* **Collected data**
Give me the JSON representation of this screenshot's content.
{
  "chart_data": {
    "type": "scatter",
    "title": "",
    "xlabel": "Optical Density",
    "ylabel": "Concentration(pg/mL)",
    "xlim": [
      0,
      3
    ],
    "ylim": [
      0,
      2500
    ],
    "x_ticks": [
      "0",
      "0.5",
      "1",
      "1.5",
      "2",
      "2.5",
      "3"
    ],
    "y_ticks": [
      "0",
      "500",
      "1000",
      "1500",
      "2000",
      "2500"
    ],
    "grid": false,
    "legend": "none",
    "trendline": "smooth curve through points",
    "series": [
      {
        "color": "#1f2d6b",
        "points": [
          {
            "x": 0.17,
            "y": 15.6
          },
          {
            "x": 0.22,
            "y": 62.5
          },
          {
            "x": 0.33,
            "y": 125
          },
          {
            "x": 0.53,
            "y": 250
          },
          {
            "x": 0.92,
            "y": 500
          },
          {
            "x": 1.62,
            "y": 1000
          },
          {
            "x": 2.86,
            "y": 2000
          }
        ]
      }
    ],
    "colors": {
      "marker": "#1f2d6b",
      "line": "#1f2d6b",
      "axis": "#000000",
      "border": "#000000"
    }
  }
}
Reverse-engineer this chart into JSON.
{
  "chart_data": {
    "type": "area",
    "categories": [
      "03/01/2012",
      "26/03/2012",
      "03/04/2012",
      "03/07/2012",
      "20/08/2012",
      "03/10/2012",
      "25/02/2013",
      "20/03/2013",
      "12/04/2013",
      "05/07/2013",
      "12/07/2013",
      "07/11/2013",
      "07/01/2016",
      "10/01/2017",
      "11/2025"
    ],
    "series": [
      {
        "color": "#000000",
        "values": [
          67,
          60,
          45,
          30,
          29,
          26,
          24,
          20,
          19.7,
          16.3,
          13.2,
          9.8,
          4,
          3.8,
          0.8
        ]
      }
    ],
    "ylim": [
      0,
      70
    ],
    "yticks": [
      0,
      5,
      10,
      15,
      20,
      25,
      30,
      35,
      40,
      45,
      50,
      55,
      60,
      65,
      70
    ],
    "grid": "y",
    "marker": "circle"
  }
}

* **AIM OF THE EXERCISE**
Output every line above without altering anything.

* **ANSWER TO THIS TASK**
Give me the JSON representation of this screenshot's content.
{
  "chart_data": {
    "type": "scatter",
    "title": "",
    "xlabel": "Optical Density",
    "ylabel": "Concentration(pg/mL)",
    "xlim": [
      0,
      3
    ],
    "ylim": [
      0,
      2500
    ],
    "x_ticks": [
      "0",
      "0.5",
      "1",
      "1.5",
      "2",
      "2.5",
      "3"
    ],
    "y_ticks": [
      "0",
      "500",
      "1000",
      "1500",
      "2000",
      "2500"
    ],
    "grid": false,
    "legend": "none",
    "trendline": "smooth curve through points",
    "series": [
      {
        "color": "#1f2d6b",
        "points": [
          {
            "x": 0.17,
            "y": 15.6
          },
          {
            "x": 0.22,
            "y": 62.5
          },
          {
            "x": 0.33,
            "y": 125
          },
          {
            "x": 0.53,
            "y": 250
          },
          {
            "x": 0.92,
            "y": 500
          },
          {
            "x": 1.62,
            "y": 1000
          },
          {
            "x": 2.86,
            "y": 2000
          }
        ]
      }
    ],
    "colors": {
      "marker": "#1f2d6b",
      "line": "#1f2d6b",
      "axis": "#000000",
      "border": "#000000"
    }
  }
}
Reverse-engineer this chart into JSON.
{
  "chart_data": {
    "type": "area",
    "categories": [
      "03/01/2012",
      "26/03/2012",
      "03/04/2012",
      "03/07/2012",
      "20/08/2012",
      "03/10/2012",
      "25/02/2013",
      "20/03/2013",
      "12/04/2013",
      "05/07/2013",
      "12/07/2013",
      "07/11/2013",
      "07/01/2016",
      "10/01/2017",
      "11/2025"
    ],
    "series": [
      {
        "color": "#000000",
        "values": [
          67,
          60,
          45,
          30,
          29,
          26,
          24,
          20,
          19.7,
          16.3,
          13.2,
          9.8,
          4,
          3.8,
          0.8
        ]
      }
    ],
    "ylim": [
      0,
      70
    ],
    "yticks": [
      0,
      5,
      10,
      15,
      20,
      25,
      30,
      35,
      40,
      45,
      50,
      55,
      60,
      65,
      70
    ],
    "grid": "y",
    "marker": "circle"
  }
}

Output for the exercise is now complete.